◆ REQUIREMENT ◆
Can you find the lines of the listing that include "marker" and copy every one?
---------- INPUT MATERIAL
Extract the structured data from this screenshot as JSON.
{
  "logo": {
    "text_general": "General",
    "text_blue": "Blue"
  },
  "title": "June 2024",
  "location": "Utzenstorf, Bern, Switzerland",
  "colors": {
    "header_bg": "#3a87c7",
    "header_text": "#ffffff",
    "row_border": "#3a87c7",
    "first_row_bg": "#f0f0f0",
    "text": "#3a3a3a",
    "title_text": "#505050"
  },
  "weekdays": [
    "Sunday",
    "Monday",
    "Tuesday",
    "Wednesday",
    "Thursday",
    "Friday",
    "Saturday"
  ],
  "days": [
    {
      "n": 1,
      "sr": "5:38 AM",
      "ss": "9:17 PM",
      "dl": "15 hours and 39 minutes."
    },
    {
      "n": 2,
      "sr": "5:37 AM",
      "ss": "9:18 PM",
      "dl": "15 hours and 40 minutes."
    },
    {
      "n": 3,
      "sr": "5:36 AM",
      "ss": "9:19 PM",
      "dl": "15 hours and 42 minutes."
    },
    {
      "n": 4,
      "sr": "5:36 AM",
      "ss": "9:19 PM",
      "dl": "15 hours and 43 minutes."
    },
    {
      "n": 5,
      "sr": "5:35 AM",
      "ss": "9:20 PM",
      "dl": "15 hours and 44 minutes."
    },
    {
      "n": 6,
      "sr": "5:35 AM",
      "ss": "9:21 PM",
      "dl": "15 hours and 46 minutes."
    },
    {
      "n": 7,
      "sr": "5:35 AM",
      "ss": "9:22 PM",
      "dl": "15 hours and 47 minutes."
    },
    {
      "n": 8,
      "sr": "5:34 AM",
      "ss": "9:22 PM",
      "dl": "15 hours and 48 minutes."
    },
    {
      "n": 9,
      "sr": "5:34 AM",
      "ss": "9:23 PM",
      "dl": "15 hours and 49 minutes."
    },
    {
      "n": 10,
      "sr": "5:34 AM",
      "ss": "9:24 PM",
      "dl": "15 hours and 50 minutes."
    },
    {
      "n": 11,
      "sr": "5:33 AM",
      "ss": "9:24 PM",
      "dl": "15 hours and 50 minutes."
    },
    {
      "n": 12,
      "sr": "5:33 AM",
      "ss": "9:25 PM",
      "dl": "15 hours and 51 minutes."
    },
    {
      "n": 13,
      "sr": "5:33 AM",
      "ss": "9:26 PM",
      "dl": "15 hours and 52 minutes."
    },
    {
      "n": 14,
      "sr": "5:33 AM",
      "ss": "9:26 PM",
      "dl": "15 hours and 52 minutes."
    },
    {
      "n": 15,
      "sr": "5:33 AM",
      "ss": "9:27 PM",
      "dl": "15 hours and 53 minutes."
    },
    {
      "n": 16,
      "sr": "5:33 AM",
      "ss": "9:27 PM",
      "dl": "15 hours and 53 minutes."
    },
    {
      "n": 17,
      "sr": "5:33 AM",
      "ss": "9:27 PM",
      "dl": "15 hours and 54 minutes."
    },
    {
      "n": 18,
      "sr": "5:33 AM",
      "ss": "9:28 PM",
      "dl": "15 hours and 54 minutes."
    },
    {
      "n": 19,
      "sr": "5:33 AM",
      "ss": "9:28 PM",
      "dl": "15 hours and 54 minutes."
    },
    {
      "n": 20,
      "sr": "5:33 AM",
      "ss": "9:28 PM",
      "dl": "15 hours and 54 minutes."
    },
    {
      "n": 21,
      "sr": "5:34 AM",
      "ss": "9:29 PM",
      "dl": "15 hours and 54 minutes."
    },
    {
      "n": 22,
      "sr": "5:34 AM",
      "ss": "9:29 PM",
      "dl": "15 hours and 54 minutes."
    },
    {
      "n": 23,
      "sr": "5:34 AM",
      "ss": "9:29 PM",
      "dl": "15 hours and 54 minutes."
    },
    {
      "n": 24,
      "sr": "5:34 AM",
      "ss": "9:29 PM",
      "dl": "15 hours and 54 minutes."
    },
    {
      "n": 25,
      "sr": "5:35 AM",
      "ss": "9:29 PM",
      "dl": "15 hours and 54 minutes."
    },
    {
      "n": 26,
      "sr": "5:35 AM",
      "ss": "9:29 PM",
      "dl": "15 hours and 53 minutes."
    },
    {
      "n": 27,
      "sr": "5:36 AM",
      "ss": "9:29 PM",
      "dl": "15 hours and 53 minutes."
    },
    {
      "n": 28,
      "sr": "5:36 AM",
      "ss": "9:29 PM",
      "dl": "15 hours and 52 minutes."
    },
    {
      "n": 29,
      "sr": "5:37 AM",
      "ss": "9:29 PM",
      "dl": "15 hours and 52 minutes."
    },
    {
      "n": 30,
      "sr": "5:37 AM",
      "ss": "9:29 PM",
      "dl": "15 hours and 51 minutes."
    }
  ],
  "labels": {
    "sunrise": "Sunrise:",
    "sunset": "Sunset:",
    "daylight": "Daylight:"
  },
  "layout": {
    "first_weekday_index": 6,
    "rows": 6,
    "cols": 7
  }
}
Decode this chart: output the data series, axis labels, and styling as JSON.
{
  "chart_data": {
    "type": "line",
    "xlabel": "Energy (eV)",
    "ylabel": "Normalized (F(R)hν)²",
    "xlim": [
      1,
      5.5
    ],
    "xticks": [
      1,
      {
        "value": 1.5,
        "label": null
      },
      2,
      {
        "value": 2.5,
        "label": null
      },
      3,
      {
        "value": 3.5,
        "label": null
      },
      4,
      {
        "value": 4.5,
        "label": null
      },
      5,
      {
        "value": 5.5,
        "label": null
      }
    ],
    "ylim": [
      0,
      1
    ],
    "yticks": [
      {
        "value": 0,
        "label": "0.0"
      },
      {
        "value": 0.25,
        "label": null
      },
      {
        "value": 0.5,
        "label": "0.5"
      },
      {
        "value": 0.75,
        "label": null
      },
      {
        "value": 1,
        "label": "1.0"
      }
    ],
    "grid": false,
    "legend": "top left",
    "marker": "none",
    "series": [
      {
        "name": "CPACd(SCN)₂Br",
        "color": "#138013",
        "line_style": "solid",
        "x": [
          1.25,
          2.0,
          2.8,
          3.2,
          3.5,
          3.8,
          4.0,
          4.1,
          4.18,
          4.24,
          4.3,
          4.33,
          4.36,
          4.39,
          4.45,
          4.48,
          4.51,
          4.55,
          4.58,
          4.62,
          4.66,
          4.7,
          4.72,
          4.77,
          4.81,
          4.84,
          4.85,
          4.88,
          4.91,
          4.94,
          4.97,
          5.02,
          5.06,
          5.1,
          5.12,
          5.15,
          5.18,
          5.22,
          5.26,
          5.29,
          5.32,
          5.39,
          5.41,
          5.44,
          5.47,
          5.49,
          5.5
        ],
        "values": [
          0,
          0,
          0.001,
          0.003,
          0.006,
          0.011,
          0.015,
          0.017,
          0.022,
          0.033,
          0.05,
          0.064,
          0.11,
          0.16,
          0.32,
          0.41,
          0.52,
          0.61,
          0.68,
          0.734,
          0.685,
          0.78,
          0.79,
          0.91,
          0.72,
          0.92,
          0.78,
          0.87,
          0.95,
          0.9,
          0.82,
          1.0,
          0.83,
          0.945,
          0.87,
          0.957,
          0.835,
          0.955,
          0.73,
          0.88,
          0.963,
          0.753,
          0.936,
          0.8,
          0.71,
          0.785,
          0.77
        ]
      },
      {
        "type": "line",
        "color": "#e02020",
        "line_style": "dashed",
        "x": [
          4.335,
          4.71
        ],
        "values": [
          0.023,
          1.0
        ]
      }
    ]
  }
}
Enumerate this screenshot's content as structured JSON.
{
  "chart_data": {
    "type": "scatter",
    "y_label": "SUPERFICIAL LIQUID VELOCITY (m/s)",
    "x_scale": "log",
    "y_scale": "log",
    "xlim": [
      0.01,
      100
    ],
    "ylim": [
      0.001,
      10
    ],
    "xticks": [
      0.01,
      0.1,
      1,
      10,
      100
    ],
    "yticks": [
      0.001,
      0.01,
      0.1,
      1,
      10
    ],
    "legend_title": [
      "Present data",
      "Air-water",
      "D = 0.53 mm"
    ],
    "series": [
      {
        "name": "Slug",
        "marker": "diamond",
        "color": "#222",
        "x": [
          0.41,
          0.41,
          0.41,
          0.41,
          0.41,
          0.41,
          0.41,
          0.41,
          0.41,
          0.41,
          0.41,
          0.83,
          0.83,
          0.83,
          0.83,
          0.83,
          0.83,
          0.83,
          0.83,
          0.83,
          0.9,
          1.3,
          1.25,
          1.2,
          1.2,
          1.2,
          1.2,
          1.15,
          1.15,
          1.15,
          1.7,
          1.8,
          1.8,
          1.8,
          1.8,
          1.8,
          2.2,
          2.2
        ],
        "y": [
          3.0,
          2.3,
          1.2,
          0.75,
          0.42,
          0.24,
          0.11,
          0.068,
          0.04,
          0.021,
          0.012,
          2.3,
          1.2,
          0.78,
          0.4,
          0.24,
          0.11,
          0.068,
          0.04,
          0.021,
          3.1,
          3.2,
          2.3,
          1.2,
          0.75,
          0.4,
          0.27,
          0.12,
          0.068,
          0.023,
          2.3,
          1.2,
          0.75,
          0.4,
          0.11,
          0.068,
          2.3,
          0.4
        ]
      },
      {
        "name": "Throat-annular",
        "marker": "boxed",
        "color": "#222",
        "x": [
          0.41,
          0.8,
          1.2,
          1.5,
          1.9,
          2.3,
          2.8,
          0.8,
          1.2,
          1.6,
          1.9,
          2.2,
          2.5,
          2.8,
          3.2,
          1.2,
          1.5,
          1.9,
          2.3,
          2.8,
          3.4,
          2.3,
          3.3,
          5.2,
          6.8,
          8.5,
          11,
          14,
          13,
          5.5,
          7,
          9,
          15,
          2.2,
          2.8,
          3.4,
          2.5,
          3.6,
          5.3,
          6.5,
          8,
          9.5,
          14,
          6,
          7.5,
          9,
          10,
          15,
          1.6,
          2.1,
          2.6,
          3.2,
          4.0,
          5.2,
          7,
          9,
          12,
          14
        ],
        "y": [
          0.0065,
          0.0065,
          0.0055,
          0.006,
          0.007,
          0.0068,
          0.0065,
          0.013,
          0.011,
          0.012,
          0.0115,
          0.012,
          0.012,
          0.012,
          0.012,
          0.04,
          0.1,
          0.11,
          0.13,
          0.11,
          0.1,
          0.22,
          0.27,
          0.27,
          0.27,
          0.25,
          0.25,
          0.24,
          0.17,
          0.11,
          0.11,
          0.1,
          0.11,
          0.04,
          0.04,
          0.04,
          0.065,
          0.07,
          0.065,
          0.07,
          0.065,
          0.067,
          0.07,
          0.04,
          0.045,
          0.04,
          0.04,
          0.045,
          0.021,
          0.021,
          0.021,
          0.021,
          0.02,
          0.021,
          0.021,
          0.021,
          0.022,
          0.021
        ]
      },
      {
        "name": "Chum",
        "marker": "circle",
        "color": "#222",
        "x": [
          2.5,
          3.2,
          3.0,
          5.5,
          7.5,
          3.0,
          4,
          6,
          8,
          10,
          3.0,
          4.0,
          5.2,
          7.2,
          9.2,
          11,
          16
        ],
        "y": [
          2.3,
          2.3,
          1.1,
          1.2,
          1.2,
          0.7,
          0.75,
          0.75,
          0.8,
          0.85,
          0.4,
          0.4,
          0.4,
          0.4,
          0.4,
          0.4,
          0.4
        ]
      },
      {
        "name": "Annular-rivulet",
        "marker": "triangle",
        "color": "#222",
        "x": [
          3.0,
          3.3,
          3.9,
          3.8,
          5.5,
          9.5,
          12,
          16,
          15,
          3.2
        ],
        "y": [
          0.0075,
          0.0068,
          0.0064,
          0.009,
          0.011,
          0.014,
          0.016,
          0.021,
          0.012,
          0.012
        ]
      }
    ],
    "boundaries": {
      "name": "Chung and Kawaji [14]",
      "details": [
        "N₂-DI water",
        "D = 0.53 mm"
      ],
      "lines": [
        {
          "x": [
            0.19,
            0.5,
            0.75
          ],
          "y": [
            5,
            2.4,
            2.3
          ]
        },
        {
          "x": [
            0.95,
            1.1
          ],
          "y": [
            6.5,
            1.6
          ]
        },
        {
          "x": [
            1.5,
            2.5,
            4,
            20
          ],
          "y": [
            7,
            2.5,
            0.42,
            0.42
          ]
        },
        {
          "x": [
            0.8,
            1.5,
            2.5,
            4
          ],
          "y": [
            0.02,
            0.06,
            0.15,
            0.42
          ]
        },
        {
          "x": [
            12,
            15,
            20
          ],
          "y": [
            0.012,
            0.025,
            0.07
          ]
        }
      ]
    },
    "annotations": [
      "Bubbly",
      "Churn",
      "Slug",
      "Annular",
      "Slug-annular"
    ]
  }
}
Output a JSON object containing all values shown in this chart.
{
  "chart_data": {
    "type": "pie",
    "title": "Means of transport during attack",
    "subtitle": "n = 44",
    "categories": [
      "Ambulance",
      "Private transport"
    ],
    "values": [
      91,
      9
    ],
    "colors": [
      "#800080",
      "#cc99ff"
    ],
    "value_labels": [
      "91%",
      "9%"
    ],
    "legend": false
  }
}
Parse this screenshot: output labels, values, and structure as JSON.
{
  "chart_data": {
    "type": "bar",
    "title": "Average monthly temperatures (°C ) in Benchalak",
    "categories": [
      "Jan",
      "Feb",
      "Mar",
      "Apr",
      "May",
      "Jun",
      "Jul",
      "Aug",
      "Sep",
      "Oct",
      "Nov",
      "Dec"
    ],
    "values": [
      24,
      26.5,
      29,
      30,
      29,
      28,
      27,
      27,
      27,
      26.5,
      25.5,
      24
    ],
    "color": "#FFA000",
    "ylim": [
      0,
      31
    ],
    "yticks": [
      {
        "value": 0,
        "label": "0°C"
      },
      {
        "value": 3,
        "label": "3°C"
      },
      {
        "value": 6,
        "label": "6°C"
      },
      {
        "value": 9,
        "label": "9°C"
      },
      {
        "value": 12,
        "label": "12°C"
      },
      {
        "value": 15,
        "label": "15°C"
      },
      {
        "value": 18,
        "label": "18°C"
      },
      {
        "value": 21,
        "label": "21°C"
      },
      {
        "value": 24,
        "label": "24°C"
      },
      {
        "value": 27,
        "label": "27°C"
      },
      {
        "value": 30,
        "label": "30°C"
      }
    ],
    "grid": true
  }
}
--------------------
◆ THE ANSWER ◆
    "marker": "none",
        "marker": "diamond",
        "marker": "boxed",
        "marker": "circle",
        "marker": "triangle",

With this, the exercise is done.